- WHAT TO WORK ON
Each entry below should be reproduced character for character.
Start ITEMS
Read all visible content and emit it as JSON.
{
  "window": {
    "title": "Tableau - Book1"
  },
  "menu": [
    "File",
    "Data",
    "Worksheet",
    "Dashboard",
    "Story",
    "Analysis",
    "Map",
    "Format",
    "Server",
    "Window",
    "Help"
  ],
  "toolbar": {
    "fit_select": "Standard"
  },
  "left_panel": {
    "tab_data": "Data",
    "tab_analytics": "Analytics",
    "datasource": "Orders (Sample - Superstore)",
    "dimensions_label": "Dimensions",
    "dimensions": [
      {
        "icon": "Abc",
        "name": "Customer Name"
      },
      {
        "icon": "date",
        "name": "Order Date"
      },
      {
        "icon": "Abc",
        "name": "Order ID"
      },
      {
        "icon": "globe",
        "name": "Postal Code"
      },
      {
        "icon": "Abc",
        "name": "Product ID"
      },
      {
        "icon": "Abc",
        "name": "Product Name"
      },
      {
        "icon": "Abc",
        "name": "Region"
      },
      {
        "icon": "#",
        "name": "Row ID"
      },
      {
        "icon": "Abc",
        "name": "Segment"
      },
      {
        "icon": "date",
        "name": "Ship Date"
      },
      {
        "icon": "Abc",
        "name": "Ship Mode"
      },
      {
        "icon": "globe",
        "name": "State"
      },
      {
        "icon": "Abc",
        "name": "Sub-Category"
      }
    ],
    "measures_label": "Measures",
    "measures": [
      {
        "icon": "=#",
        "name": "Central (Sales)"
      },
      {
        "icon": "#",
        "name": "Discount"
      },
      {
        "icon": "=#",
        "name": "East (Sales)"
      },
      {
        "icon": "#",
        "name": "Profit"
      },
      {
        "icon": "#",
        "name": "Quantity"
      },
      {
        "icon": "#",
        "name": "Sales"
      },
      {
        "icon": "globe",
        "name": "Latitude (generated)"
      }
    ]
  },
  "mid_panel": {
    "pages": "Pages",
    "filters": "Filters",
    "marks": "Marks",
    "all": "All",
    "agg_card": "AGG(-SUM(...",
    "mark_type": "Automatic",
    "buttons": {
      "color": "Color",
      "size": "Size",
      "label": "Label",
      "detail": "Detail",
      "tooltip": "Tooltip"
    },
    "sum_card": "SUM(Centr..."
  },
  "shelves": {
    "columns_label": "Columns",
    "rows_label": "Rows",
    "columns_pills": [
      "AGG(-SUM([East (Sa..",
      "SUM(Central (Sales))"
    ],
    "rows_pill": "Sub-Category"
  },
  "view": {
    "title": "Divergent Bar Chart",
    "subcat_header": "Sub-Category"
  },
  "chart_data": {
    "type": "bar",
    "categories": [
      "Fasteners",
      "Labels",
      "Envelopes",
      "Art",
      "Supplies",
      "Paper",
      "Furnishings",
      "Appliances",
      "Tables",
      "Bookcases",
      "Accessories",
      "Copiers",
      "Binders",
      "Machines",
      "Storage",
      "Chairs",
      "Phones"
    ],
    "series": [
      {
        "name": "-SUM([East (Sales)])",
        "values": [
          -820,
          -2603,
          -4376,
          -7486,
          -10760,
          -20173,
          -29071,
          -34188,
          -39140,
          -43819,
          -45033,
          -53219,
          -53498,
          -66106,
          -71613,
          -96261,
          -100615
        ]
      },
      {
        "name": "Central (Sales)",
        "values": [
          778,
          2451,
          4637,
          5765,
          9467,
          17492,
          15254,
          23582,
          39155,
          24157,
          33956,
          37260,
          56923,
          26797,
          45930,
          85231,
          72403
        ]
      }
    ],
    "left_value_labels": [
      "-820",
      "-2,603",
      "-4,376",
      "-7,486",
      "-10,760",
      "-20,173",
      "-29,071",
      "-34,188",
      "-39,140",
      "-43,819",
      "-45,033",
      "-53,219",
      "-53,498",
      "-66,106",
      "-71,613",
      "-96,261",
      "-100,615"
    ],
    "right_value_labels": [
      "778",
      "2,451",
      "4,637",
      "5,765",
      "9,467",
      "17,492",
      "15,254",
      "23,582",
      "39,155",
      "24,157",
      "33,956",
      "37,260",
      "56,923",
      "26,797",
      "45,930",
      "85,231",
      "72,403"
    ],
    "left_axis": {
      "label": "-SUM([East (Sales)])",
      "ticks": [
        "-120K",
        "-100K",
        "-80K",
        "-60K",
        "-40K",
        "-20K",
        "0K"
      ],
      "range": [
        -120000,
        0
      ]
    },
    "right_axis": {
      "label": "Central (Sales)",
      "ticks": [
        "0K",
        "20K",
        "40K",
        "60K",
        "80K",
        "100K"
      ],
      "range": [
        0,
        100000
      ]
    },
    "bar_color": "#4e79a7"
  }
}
End ITEMS
- THE SOLUTION
Read all visible content and emit it as JSON.
{
  "window": {
    "title": "Tableau - Book1"
  },
  "menu": [
    "File",
    "Data",
    "Worksheet",
    "Dashboard",
    "Story",
    "Analysis",
    "Map",
    "Format",
    "Server",
    "Window",
    "Help"
  ],
  "toolbar": {
    "fit_select": "Standard"
  },
  "left_panel": {
    "tab_data": "Data",
    "tab_analytics": "Analytics",
    "datasource": "Orders (Sample - Superstore)",
    "dimensions_label": "Dimensions",
    "dimensions": [
      {
        "icon": "Abc",
        "name": "Customer Name"
      },
      {
        "icon": "date",
        "name": "Order Date"
      },
      {
        "icon": "Abc",
        "name": "Order ID"
      },
      {
        "icon": "globe",
        "name": "Postal Code"
      },
      {
        "icon": "Abc",
        "name": "Product ID"
      },
      {
        "icon": "Abc",
        "name": "Product Name"
      },
      {
        "icon": "Abc",
        "name": "Region"
      },
      {
        "icon": "#",
        "name": "Row ID"
      },
      {
        "icon": "Abc",
        "name": "Segment"
      },
      {
        "icon": "date",
        "name": "Ship Date"
      },
      {
        "icon": "Abc",
        "name": "Ship Mode"
      },
      {
        "icon": "globe",
        "name": "State"
      },
      {
        "icon": "Abc",
        "name": "Sub-Category"
      }
    ],
    "measures_label": "Measures",
    "measures": [
      {
        "icon": "=#",
        "name": "Central (Sales)"
      },
      {
        "icon": "#",
        "name": "Discount"
      },
      {
        "icon": "=#",
        "name": "East (Sales)"
      },
      {
        "icon": "#",
        "name": "Profit"
      },
      {
        "icon": "#",
        "name": "Quantity"
      },
      {
        "icon": "#",
        "name": "Sales"
      },
      {
        "icon": "globe",
        "name": "Latitude (generated)"
      }
    ]
  },
  "mid_panel": {
    "pages": "Pages",
    "filters": "Filters",
    "marks": "Marks",
    "all": "All",
    "agg_card": "AGG(-SUM(...",
    "mark_type": "Automatic",
    "buttons": {
      "color": "Color",
      "size": "Size",
      "label": "Label",
      "detail": "Detail",
      "tooltip": "Tooltip"
    },
    "sum_card": "SUM(Centr..."
  },
  "shelves": {
    "columns_label": "Columns",
    "rows_label": "Rows",
    "columns_pills": [
      "AGG(-SUM([East (Sa..",
      "SUM(Central (Sales))"
    ],
    "rows_pill": "Sub-Category"
  },
  "view": {
    "title": "Divergent Bar Chart",
    "subcat_header": "Sub-Category"
  },
  "chart_data": {
    "type": "bar",
    "categories": [
      "Fasteners",
      "Labels",
      "Envelopes",
      "Art",
      "Supplies",
      "Paper",
      "Furnishings",
      "Appliances",
      "Tables",
      "Bookcases",
      "Accessories",
      "Copiers",
      "Binders",
      "Machines",
      "Storage",
      "Chairs",
      "Phones"
    ],
    "series": [
      {
        "name": "-SUM([East (Sales)])",
        "values": [
          -820,
          -2603,
          -4376,
          -7486,
          -10760,
          -20173,
          -29071,
          -34188,
          -39140,
          -43819,
          -45033,
          -53219,
          -53498,
          -66106,
          -71613,
          -96261,
          -100615
        ]
      },
      {
        "name": "Central (Sales)",
        "values": [
          778,
          2451,
          4637,
          5765,
          9467,
          17492,
          15254,
          23582,
          39155,
          24157,
          33956,
          37260,
          56923,
          26797,
          45930,
          85231,
          72403
        ]
      }
    ],
    "left_value_labels": [
      "-820",
      "-2,603",
      "-4,376",
      "-7,486",
      "-10,760",
      "-20,173",
      "-29,071",
      "-34,188",
      "-39,140",
      "-43,819",
      "-45,033",
      "-53,219",
      "-53,498",
      "-66,106",
      "-71,613",
      "-96,261",
      "-100,615"
    ],
    "right_value_labels": [
      "778",
      "2,451",
      "4,637",
      "5,765",
      "9,467",
      "17,492",
      "15,254",
      "23,582",
      "39,155",
      "24,157",
      "33,956",
      "37,260",
      "56,923",
      "26,797",
      "45,930",
      "85,231",
      "72,403"
    ],
    "left_axis": {
      "label": "-SUM([East (Sales)])",
      "ticks": [
        "-120K",
        "-100K",
        "-80K",
        "-60K",
        "-40K",
        "-20K",
        "0K"
      ],
      "range": [
        -120000,
        0
      ]
    },
    "right_axis": {
      "label": "Central (Sales)",
      "ticks": [
        "0K",
        "20K",
        "40K",
        "60K",
        "80K",
        "100K"
      ],
      "range": [
        0,
        100000
      ]
    },
    "bar_color": "#4e79a7"
  }
}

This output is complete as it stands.